Task prompt: From the data that follows, report how many lines hold the string "true", giving only the number.

━━━━━━

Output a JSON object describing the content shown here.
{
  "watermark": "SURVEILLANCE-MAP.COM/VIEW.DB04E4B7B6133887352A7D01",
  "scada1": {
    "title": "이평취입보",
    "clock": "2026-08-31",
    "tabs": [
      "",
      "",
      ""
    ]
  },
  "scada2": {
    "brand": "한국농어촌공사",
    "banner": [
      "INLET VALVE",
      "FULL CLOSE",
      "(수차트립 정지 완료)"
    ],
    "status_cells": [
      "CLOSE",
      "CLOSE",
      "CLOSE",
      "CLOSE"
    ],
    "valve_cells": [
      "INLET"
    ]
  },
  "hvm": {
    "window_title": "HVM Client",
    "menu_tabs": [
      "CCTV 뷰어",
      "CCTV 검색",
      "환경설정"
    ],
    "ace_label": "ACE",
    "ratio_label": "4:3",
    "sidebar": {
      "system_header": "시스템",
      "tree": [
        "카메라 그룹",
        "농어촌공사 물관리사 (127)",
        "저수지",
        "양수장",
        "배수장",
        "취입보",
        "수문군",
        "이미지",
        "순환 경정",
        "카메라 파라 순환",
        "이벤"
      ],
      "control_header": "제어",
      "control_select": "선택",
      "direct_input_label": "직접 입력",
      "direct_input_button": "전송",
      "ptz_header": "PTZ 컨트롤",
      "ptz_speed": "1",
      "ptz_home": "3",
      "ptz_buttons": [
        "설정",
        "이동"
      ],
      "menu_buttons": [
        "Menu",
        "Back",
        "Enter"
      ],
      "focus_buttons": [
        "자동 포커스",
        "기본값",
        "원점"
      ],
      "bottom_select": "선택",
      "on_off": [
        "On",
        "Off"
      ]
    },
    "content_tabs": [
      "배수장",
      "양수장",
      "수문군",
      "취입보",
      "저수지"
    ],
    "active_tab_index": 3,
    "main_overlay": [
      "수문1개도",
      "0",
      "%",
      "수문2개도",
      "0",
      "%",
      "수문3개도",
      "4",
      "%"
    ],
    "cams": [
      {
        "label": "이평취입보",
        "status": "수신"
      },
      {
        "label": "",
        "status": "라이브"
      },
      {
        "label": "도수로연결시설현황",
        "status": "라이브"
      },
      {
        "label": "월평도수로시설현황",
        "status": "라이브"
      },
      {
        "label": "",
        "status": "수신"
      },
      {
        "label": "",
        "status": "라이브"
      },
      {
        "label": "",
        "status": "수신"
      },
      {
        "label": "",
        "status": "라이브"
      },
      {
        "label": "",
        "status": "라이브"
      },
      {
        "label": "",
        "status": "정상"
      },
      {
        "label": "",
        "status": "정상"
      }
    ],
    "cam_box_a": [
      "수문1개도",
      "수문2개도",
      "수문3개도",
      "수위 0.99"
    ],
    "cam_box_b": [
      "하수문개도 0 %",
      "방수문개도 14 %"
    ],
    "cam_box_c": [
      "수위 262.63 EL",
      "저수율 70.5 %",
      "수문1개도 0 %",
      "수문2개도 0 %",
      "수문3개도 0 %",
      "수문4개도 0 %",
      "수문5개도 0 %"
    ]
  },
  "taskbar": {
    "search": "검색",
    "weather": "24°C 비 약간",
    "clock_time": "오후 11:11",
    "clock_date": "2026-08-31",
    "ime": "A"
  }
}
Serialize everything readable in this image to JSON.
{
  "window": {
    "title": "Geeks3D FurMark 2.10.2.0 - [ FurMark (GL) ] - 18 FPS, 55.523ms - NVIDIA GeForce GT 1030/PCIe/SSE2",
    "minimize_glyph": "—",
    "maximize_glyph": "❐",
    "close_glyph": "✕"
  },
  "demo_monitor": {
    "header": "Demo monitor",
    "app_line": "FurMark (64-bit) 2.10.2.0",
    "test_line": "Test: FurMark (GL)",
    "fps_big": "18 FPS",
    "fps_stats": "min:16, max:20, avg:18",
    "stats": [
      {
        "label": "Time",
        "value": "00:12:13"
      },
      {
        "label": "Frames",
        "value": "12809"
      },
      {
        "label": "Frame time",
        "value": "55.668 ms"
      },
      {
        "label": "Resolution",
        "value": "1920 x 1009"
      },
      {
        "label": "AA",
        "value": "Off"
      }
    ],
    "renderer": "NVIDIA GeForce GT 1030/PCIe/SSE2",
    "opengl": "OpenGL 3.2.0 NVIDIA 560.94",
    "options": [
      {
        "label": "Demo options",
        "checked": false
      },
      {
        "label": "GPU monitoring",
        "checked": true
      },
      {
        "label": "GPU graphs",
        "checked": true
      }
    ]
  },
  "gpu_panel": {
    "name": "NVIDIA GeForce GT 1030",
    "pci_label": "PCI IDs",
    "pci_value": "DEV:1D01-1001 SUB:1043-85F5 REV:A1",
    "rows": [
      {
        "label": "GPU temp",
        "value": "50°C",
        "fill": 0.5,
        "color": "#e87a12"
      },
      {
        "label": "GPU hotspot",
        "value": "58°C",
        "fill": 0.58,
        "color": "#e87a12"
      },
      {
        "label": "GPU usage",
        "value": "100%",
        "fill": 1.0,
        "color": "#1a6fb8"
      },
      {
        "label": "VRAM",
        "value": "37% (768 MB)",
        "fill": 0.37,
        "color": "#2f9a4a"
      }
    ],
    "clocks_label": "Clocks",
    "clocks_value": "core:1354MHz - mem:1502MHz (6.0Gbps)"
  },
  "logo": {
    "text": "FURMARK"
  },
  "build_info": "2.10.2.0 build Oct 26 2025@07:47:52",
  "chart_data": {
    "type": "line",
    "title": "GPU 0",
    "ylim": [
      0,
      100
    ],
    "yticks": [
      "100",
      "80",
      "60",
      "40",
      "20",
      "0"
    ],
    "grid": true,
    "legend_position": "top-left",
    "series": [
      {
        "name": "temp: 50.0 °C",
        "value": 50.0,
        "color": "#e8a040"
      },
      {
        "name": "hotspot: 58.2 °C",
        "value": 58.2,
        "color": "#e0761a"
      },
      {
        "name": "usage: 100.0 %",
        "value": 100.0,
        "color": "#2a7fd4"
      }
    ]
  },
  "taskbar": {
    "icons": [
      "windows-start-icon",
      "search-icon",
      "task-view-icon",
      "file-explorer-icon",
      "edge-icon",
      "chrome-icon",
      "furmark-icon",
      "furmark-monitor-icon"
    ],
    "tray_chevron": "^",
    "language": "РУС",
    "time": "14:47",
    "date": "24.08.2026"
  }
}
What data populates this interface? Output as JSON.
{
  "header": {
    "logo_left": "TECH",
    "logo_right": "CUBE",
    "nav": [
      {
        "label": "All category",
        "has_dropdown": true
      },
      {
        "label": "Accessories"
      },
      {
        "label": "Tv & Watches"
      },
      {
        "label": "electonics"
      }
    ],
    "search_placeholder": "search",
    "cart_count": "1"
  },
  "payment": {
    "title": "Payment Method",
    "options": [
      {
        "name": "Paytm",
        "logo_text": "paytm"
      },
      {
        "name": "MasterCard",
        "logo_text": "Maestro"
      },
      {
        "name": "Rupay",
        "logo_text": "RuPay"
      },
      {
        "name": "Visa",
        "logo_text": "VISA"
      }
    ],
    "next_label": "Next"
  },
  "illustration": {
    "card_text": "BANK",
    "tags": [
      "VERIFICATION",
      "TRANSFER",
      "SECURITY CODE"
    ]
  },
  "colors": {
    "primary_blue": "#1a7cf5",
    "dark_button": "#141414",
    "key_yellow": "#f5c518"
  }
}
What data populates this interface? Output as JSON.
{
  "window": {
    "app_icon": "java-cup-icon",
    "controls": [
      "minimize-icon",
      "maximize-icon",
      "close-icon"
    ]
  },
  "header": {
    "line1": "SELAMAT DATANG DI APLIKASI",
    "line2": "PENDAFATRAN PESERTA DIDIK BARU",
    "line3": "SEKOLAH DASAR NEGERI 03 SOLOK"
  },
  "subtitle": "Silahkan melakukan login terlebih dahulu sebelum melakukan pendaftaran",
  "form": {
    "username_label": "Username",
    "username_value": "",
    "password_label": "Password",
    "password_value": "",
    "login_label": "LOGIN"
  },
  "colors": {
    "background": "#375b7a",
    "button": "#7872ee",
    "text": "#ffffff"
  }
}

━━━━━━

Result: 4